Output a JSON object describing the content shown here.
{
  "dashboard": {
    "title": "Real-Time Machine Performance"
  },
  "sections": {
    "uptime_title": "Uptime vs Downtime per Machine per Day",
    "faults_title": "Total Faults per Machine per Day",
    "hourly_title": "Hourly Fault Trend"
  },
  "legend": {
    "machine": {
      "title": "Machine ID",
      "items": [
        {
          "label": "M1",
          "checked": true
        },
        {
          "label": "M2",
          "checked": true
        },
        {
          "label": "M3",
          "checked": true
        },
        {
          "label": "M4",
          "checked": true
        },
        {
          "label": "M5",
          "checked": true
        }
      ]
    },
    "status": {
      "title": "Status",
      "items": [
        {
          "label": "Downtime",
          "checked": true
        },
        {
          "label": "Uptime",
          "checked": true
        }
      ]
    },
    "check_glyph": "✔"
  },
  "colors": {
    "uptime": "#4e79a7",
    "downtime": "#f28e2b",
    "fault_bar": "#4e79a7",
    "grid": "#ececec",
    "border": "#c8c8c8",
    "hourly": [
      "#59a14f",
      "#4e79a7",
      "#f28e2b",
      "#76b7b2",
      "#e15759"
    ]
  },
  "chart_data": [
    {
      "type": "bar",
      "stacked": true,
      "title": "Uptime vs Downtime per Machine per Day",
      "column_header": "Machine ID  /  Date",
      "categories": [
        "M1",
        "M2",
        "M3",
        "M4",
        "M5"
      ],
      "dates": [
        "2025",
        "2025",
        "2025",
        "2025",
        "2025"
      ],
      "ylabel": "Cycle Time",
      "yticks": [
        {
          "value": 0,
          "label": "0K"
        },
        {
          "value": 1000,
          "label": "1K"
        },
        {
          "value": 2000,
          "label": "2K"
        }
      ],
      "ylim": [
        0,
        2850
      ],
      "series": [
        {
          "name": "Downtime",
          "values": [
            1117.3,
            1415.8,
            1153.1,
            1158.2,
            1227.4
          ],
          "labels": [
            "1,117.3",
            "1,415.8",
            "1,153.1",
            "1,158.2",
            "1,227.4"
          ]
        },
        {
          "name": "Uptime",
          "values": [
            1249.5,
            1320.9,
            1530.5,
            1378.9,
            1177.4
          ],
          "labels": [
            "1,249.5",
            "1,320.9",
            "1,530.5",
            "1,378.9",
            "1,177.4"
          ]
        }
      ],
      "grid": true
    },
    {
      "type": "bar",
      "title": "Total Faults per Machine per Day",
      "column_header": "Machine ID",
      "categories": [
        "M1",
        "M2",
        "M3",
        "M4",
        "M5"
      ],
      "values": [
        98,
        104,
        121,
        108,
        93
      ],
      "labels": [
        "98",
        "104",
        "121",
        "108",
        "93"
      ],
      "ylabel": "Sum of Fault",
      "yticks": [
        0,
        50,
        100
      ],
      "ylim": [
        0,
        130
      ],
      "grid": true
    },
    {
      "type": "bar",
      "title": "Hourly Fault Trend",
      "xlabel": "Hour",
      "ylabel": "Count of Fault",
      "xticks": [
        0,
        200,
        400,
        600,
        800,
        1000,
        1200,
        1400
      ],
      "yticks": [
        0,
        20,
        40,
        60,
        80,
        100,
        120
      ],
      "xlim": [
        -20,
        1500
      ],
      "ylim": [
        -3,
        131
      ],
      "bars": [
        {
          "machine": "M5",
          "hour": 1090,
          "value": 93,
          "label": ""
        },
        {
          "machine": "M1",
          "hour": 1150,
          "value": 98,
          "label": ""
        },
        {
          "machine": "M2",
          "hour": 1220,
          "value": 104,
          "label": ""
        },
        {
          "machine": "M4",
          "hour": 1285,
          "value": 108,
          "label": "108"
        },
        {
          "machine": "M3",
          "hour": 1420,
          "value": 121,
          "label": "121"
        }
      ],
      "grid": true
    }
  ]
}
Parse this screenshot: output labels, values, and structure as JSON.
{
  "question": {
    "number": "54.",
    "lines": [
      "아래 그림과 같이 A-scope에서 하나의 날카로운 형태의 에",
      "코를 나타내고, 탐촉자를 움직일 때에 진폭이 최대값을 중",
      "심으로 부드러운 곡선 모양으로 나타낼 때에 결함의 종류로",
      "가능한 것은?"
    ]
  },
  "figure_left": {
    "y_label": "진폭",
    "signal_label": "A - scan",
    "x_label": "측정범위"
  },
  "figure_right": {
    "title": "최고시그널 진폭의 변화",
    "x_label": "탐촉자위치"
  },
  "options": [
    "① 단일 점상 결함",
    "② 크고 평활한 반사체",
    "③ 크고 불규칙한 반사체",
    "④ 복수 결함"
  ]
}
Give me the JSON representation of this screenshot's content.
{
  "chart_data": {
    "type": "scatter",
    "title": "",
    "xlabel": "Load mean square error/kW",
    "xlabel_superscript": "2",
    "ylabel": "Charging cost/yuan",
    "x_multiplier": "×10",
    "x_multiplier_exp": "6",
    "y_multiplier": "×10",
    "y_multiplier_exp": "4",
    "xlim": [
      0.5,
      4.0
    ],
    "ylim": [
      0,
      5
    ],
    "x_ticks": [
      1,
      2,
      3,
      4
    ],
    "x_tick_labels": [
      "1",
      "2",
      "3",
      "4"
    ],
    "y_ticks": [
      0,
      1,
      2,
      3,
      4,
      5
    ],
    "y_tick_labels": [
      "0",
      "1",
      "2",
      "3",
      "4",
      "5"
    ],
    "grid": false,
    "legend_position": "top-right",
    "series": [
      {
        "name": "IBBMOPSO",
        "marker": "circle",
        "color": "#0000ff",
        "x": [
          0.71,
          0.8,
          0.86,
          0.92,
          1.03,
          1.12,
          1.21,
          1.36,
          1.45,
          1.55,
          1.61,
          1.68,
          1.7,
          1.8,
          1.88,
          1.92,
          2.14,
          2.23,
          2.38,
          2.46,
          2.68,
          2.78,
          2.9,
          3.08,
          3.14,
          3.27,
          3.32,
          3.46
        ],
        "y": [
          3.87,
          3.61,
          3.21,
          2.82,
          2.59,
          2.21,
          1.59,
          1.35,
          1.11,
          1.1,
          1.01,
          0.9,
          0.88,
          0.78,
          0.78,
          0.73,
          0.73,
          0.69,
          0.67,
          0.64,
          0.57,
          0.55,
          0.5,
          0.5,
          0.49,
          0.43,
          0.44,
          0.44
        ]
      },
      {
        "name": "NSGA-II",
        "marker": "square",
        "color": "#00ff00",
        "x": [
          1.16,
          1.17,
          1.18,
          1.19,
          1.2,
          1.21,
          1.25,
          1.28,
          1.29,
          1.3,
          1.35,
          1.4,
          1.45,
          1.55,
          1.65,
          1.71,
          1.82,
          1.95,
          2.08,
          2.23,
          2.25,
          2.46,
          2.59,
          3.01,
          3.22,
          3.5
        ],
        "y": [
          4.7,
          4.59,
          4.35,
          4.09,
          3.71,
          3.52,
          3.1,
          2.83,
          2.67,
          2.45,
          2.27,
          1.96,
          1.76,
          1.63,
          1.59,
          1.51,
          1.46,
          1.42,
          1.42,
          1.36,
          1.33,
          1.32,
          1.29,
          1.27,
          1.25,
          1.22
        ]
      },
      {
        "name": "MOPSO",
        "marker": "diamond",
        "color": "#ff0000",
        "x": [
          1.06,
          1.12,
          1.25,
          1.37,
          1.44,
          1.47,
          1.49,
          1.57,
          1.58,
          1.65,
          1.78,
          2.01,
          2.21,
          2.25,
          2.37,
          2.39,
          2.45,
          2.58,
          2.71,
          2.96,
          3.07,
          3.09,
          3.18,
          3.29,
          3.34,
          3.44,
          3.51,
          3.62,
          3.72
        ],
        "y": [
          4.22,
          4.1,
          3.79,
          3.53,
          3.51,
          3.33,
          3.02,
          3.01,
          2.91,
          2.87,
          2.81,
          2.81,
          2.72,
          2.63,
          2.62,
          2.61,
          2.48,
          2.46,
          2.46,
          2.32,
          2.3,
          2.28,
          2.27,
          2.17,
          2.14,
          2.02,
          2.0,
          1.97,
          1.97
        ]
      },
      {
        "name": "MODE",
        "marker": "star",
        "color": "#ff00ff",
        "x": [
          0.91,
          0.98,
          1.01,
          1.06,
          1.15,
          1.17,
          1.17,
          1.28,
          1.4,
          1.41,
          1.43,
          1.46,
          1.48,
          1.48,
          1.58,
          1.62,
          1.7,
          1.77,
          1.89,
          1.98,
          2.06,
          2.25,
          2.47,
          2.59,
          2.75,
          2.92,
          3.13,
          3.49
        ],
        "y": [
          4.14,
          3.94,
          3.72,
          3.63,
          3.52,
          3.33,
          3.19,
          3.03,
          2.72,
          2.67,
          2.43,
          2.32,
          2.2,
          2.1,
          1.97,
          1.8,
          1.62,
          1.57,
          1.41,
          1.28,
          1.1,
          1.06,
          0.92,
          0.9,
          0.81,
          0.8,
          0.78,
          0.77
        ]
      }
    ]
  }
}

☆ ☆ ☆

PROBLEM STATEMENT — Report the number of lines above containing the word "this", with no other text.

EXERCISE ANSWER — 2